# [WORK TO BE COMPLETED]
Give every line below again, exactly.

** start SUPPLIED DATA **

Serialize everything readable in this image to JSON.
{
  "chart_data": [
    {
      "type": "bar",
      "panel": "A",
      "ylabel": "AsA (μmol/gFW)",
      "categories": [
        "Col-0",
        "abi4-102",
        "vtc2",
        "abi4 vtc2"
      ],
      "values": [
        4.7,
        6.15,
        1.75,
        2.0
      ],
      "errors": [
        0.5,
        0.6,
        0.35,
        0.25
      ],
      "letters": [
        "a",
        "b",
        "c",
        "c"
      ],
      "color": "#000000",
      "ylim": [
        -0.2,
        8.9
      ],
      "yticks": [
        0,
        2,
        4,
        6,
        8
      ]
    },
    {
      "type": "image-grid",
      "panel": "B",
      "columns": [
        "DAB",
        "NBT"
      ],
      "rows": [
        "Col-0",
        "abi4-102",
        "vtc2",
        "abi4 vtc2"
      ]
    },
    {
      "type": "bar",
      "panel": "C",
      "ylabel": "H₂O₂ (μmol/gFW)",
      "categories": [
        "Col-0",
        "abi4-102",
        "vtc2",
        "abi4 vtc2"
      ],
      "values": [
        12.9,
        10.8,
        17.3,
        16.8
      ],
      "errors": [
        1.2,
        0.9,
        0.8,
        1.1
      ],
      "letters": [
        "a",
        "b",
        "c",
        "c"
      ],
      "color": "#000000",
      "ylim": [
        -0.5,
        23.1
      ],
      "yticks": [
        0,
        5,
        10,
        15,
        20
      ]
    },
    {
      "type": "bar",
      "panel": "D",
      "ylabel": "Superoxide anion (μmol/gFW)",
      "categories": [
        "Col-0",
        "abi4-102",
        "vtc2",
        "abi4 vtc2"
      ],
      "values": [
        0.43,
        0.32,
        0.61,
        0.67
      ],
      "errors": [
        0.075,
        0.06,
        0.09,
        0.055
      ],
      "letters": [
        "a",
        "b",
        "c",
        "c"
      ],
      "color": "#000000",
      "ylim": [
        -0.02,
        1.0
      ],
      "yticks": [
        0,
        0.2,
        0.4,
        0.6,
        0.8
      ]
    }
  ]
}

** end SUPPLIED DATA **

# [WORKED ANSWER]
Serialize everything readable in this image to JSON.
{
  "chart_data": [
    {
      "type": "bar",
      "panel": "A",
      "ylabel": "AsA (μmol/gFW)",
      "categories": [
        "Col-0",
        "abi4-102",
        "vtc2",
        "abi4 vtc2"
      ],
      "values": [
        4.7,
        6.15,
        1.75,
        2.0
      ],
      "errors": [
        0.5,
        0.6,
        0.35,
        0.25
      ],
      "letters": [
        "a",
        "b",
        "c",
        "c"
      ],
      "color": "#000000",
      "ylim": [
        -0.2,
        8.9
      ],
      "yticks": [
        0,
        2,
        4,
        6,
        8
      ]
    },
    {
      "type": "image-grid",
      "panel": "B",
      "columns": [
        "DAB",
        "NBT"
      ],
      "rows": [
        "Col-0",
        "abi4-102",
        "vtc2",
        "abi4 vtc2"
      ]
    },
    {
      "type": "bar",
      "panel": "C",
      "ylabel": "H₂O₂ (μmol/gFW)",
      "categories": [
        "Col-0",
        "abi4-102",
        "vtc2",
        "abi4 vtc2"
      ],
      "values": [
        12.9,
        10.8,
        17.3,
        16.8
      ],
      "errors": [
        1.2,
        0.9,
        0.8,
        1.1
      ],
      "letters": [
        "a",
        "b",
        "c",
        "c"
      ],
      "color": "#000000",
      "ylim": [
        -0.5,
        23.1
      ],
      "yticks": [
        0,
        5,
        10,
        15,
        20
      ]
    },
    {
      "type": "bar",
      "panel": "D",
      "ylabel": "Superoxide anion (μmol/gFW)",
      "categories": [
        "Col-0",
        "abi4-102",
        "vtc2",
        "abi4 vtc2"
      ],
      "values": [
        0.43,
        0.32,
        0.61,
        0.67
      ],
      "errors": [
        0.075,
        0.06,
        0.09,
        0.055
      ],
      "letters": [
        "a",
        "b",
        "c",
        "c"
      ],
      "color": "#000000",
      "ylim": [
        -0.02,
        1.0
      ],
      "yticks": [
        0,
        0.2,
        0.4,
        0.6,
        0.8
      ]
    }
  ]
}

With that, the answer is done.